→ **Direction**: Please copy out, exactly as they appear in the items below, only the lines starting at the line that contains "896, 830, 1077]" and ending at the line that contains "592, 830, 773]", with both of those lines included.

□ □ □ □ □ □ □

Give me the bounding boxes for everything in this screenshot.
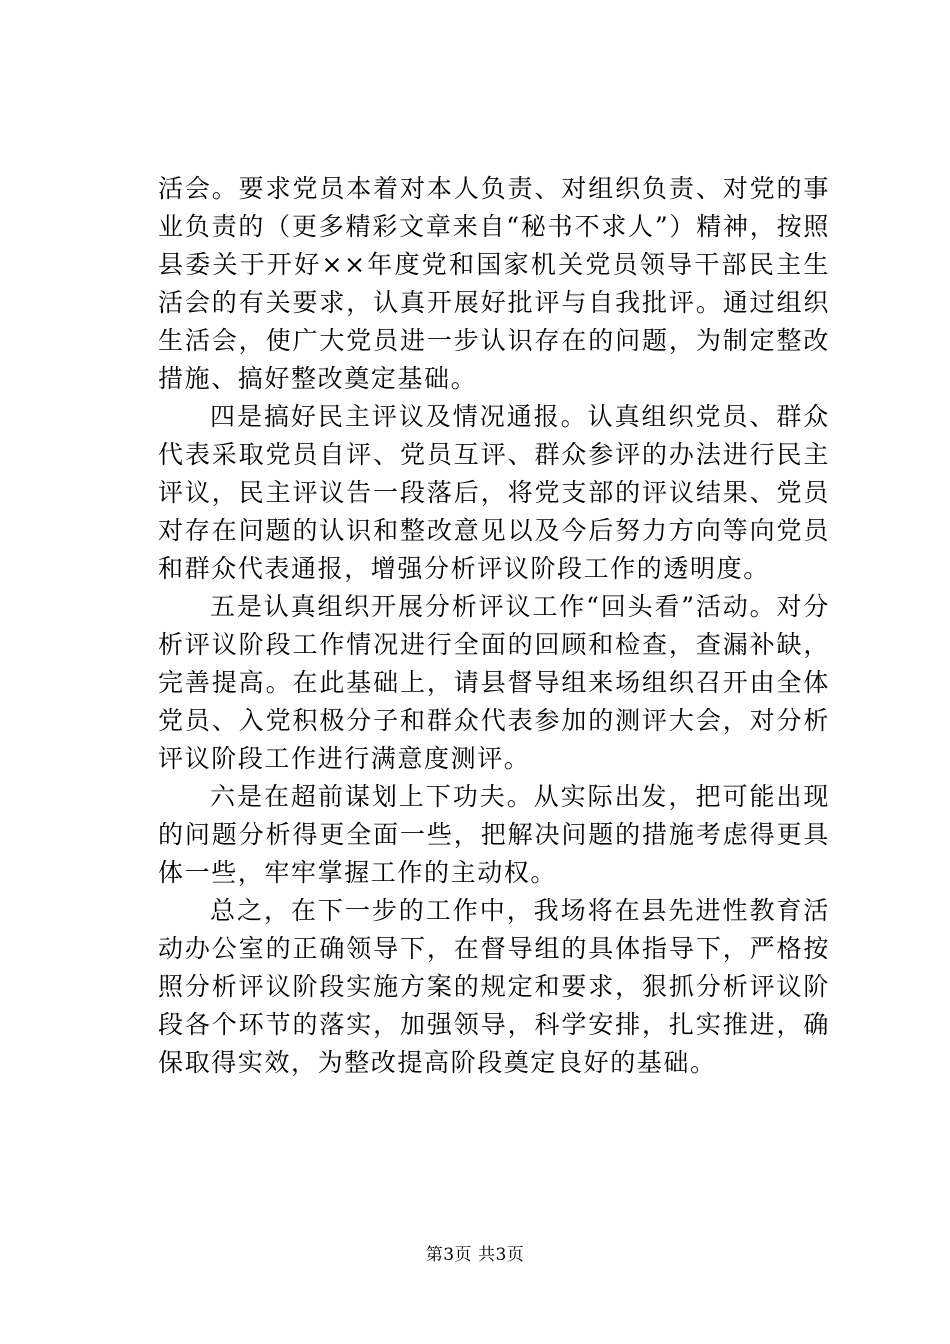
- paragraph-conclusion: 总之，在下一步的工作中，我场将在县先进性教育活动办公室的正确领导下，在督导组的具体指导下，严格按照分析评议阶段实施方案的规定和要求，狠抓分析评议阶段各个环节的落实，加强领导，科学安排，扎实推进，确保取得实效，为整改提高阶段奠定良好的基础。: [158, 896, 830, 1077]
- page-number-footer: 第3页 共3页: [425, 1245, 525, 1265]
- paragraph-item-five: 五是认真组织开展分析评议工作“回头看”活动。对分析评议阶段工作情况进行全面的回顾和检查，查漏补缺，完善提高。在此基础上，请县督导组来场组织召开由全体党员、入党积极分子和群众代表参加的测评大会，对分析评议阶段工作进行满意度测评。: [158, 592, 830, 773]
- paragraph-item-four: 四是搞好民主评议及情况通报。认真组织党员、群众代表采取党员自评、党员互评、群众参评的办法进行民主评议，民主评议告一段落后，将党支部的评议结果、党员对存在问题的认识和整改意见以及今后努力方向等向党员和群众代表通报，增强分析评议阶段工作的透明度。: [158, 402, 830, 583]
- document-body: [158, 170, 830, 1082]
- paragraph-item-six: 六是在超前谋划上下功夫。从实际出发，把可能出现的问题分析得更全面一些，把解决问题的措施考虑得更具体一些，牢牢掌握工作的主动权。: [158, 782, 830, 887]
- paragraph-continuation: 活会。要求党员本着对本人负责、对组织负责、对党的事业负责的（更多精彩文章来自“秘书不求人”）精神，按照县委关于开好××年度党和国家机关党员领导干部民主生活会的有关要求，认真开展好批评与自我批评。通过组织生活会，使广大党员进一步认识存在的问题，为制定整改措施、搞好整改奠定基础。: [158, 174, 830, 393]
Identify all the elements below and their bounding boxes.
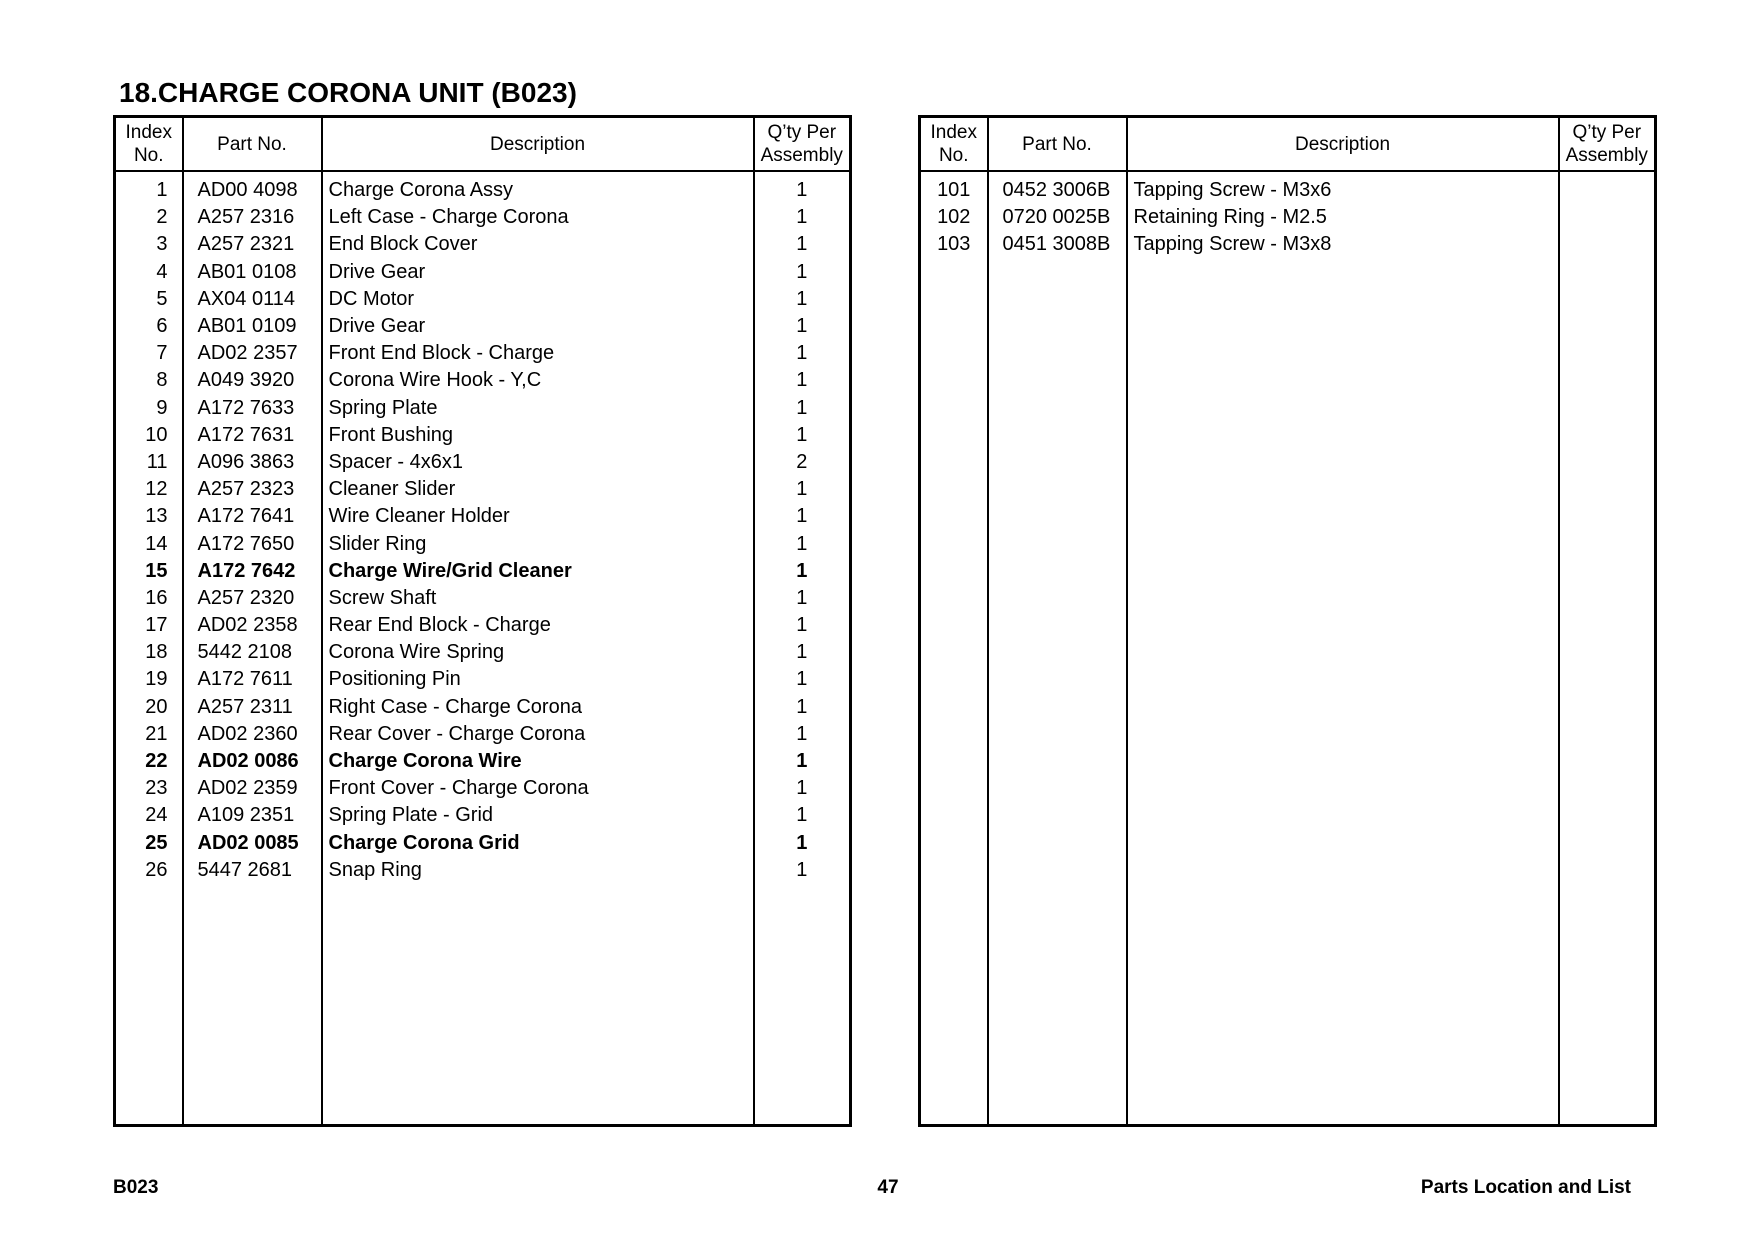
parts-table-right — [918, 115, 1657, 1127]
cell-part-no: A257 2311 — [183, 694, 322, 721]
parts-table-right-body — [920, 171, 1656, 1126]
table-row — [115, 503, 851, 530]
parts-table-left — [113, 115, 852, 1127]
cell-index: 21 — [115, 721, 183, 748]
cell-qty: 1 — [754, 286, 851, 313]
cell-description: Front End Block - Charge — [322, 340, 754, 367]
cell-qty: 1 — [754, 612, 851, 639]
table-row — [115, 721, 851, 748]
table-row — [115, 231, 851, 258]
table-row — [115, 775, 851, 802]
table-header-row — [920, 117, 1656, 172]
empty-cell — [1559, 259, 1656, 1126]
table-filler-row — [115, 884, 851, 1126]
cell-index: 1 — [115, 171, 183, 204]
cell-index: 9 — [115, 395, 183, 422]
cell-description: Front Bushing — [322, 422, 754, 449]
cell-description: Charge Corona Grid — [322, 830, 754, 857]
cell-qty: 1 — [754, 340, 851, 367]
table-row — [115, 422, 851, 449]
cell-description: Corona Wire Hook - Y,C — [322, 367, 754, 394]
cell-part-no: A257 2316 — [183, 204, 322, 231]
cell-part-no: 5447 2681 — [183, 857, 322, 884]
table-row — [115, 286, 851, 313]
cell-qty — [1559, 204, 1656, 231]
cell-part-no: A172 7631 — [183, 422, 322, 449]
cell-index: 102 — [920, 204, 988, 231]
table-row — [115, 585, 851, 612]
cell-index: 101 — [920, 171, 988, 204]
cell-description: Charge Corona Wire — [322, 748, 754, 775]
table-row — [115, 204, 851, 231]
cell-part-no: AB01 0108 — [183, 259, 322, 286]
cell-description: Corona Wire Spring — [322, 639, 754, 666]
cell-qty — [1559, 171, 1656, 204]
header-description: Description — [1127, 117, 1559, 172]
cell-index: 17 — [115, 612, 183, 639]
cell-part-no: AD02 0086 — [183, 748, 322, 775]
empty-cell — [988, 259, 1127, 1126]
cell-description: Rear End Block - Charge — [322, 612, 754, 639]
cell-description: Cleaner Slider — [322, 476, 754, 503]
cell-index: 10 — [115, 422, 183, 449]
table-row — [920, 171, 1656, 204]
header-index: Index No. — [115, 117, 183, 172]
cell-part-no: 0451 3008B — [988, 231, 1127, 258]
table-row — [115, 558, 851, 585]
cell-index: 18 — [115, 639, 183, 666]
cell-description: Drive Gear — [322, 313, 754, 340]
cell-index: 25 — [115, 830, 183, 857]
cell-qty: 1 — [754, 367, 851, 394]
cell-description: Snap Ring — [322, 857, 754, 884]
cell-qty: 1 — [754, 530, 851, 557]
cell-description: Right Case - Charge Corona — [322, 694, 754, 721]
table-row — [115, 830, 851, 857]
table-row — [115, 748, 851, 775]
table-row — [115, 802, 851, 829]
cell-index: 4 — [115, 259, 183, 286]
cell-qty: 1 — [754, 721, 851, 748]
cell-qty: 1 — [754, 171, 851, 204]
cell-qty — [1559, 231, 1656, 258]
empty-cell — [115, 884, 183, 1126]
cell-description: Charge Wire/Grid Cleaner — [322, 558, 754, 585]
cell-index: 5 — [115, 286, 183, 313]
cell-index: 16 — [115, 585, 183, 612]
table-row — [920, 231, 1656, 258]
table-filler-row — [920, 259, 1656, 1126]
cell-index: 13 — [115, 503, 183, 530]
cell-part-no: A257 2320 — [183, 585, 322, 612]
table-row — [115, 694, 851, 721]
cell-part-no: AD00 4098 — [183, 171, 322, 204]
cell-part-no: A257 2323 — [183, 476, 322, 503]
cell-part-no: A257 2321 — [183, 231, 322, 258]
cell-part-no: A172 7611 — [183, 666, 322, 693]
cell-index: 26 — [115, 857, 183, 884]
cell-qty: 1 — [754, 395, 851, 422]
cell-qty: 1 — [754, 503, 851, 530]
cell-qty: 1 — [754, 748, 851, 775]
cell-description: Charge Corona Assy — [322, 171, 754, 204]
cell-part-no: AD02 2360 — [183, 721, 322, 748]
footer-page-number: 47 — [877, 1177, 899, 1198]
cell-qty: 1 — [754, 476, 851, 503]
cell-qty: 1 — [754, 313, 851, 340]
cell-qty: 1 — [754, 585, 851, 612]
empty-cell — [183, 884, 322, 1126]
header-qty: Q’ty Per Assembly — [754, 117, 851, 172]
empty-cell — [754, 884, 851, 1126]
cell-description: Left Case - Charge Corona — [322, 204, 754, 231]
table-row — [115, 612, 851, 639]
cell-part-no: AD02 0085 — [183, 830, 322, 857]
footer-model-code: B023 — [113, 1177, 159, 1198]
empty-cell — [1127, 259, 1559, 1126]
cell-description: Front Cover - Charge Corona — [322, 775, 754, 802]
cell-part-no: AD02 2358 — [183, 612, 322, 639]
cell-qty: 1 — [754, 204, 851, 231]
cell-qty: 1 — [754, 231, 851, 258]
cell-index: 19 — [115, 666, 183, 693]
table-header-row — [115, 117, 851, 172]
cell-description: Tapping Screw - M3x8 — [1127, 231, 1559, 258]
cell-index: 2 — [115, 204, 183, 231]
cell-qty: 1 — [754, 259, 851, 286]
cell-part-no: AD02 2359 — [183, 775, 322, 802]
header-part-no: Part No. — [988, 117, 1127, 172]
cell-description: Spacer - 4x6x1 — [322, 449, 754, 476]
header-index: Index No. — [920, 117, 988, 172]
cell-description: Drive Gear — [322, 259, 754, 286]
table-row — [115, 857, 851, 884]
cell-description: Slider Ring — [322, 530, 754, 557]
header-qty: Q’ty Per Assembly — [1559, 117, 1656, 172]
cell-description: Positioning Pin — [322, 666, 754, 693]
table-row — [920, 204, 1656, 231]
cell-index: 11 — [115, 449, 183, 476]
parts-table-left-body — [115, 171, 851, 1126]
cell-index: 14 — [115, 530, 183, 557]
cell-part-no: A172 7650 — [183, 530, 322, 557]
cell-description: DC Motor — [322, 286, 754, 313]
cell-part-no: 0452 3006B — [988, 171, 1127, 204]
cell-qty: 1 — [754, 802, 851, 829]
cell-index: 3 — [115, 231, 183, 258]
cell-index: 103 — [920, 231, 988, 258]
empty-cell — [920, 259, 988, 1126]
header-description: Description — [322, 117, 754, 172]
cell-index: 12 — [115, 476, 183, 503]
cell-description: Spring Plate - Grid — [322, 802, 754, 829]
cell-part-no: A109 2351 — [183, 802, 322, 829]
cell-index: 8 — [115, 367, 183, 394]
table-row — [115, 530, 851, 557]
cell-index: 22 — [115, 748, 183, 775]
cell-index: 6 — [115, 313, 183, 340]
table-row — [115, 340, 851, 367]
cell-qty: 1 — [754, 694, 851, 721]
table-row — [115, 449, 851, 476]
table-row — [115, 259, 851, 286]
cell-qty: 1 — [754, 857, 851, 884]
header-part-no: Part No. — [183, 117, 322, 172]
cell-qty: 1 — [754, 666, 851, 693]
cell-part-no: A172 7633 — [183, 395, 322, 422]
cell-qty: 1 — [754, 422, 851, 449]
cell-qty: 1 — [754, 775, 851, 802]
cell-index: 24 — [115, 802, 183, 829]
cell-description: Tapping Screw - M3x6 — [1127, 171, 1559, 204]
cell-part-no: A096 3863 — [183, 449, 322, 476]
cell-index: 7 — [115, 340, 183, 367]
table-row — [115, 476, 851, 503]
cell-description: Wire Cleaner Holder — [322, 503, 754, 530]
cell-part-no: AB01 0109 — [183, 313, 322, 340]
cell-part-no: A172 7641 — [183, 503, 322, 530]
footer-section-title: Parts Location and List — [1420, 1177, 1631, 1198]
cell-part-no: A172 7642 — [183, 558, 322, 585]
cell-part-no: 0720 0025B — [988, 204, 1127, 231]
cell-description: Screw Shaft — [322, 585, 754, 612]
cell-part-no: 5442 2108 — [183, 639, 322, 666]
cell-part-no: AD02 2357 — [183, 340, 322, 367]
cell-part-no: A049 3920 — [183, 367, 322, 394]
page-title: 18.CHARGE CORONA UNIT (B023) — [119, 77, 577, 108]
table-row — [115, 313, 851, 340]
cell-description: Rear Cover - Charge Corona — [322, 721, 754, 748]
table-row — [115, 639, 851, 666]
table-row — [115, 395, 851, 422]
table-row — [115, 367, 851, 394]
cell-index: 15 — [115, 558, 183, 585]
cell-qty: 1 — [754, 558, 851, 585]
cell-index: 23 — [115, 775, 183, 802]
cell-description: Spring Plate — [322, 395, 754, 422]
cell-part-no: AX04 0114 — [183, 286, 322, 313]
cell-index: 20 — [115, 694, 183, 721]
table-row — [115, 171, 851, 204]
empty-cell — [322, 884, 754, 1126]
table-row — [115, 666, 851, 693]
cell-qty: 1 — [754, 639, 851, 666]
cell-description: Retaining Ring - M2.5 — [1127, 204, 1559, 231]
cell-qty: 1 — [754, 830, 851, 857]
cell-qty: 2 — [754, 449, 851, 476]
cell-description: End Block Cover — [322, 231, 754, 258]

□ □ □ □ □ □ □

→ **The response**:
- paragraph-conclusion: 总之，在下一步的工作中，我场将在县先进性教育活动办公室的正确领导下，在督导组的具体指导下，严格按照分析评议阶段实施方案的规定和要求，狠抓分析评议阶段各个环节的落实，加强领导，科学安排，扎实推进，确保取得实效，为整改提高阶段奠定良好的基础。: [158, 896, 830, 1077]
- page-number-footer: 第3页 共3页: [425, 1245, 525, 1265]
- paragraph-item-five: 五是认真组织开展分析评议工作“回头看”活动。对分析评议阶段工作情况进行全面的回顾和检查，查漏补缺，完善提高。在此基础上，请县督导组来场组织召开由全体党员、入党积极分子和群众代表参加的测评大会，对分析评议阶段工作进行满意度测评。: [158, 592, 830, 773]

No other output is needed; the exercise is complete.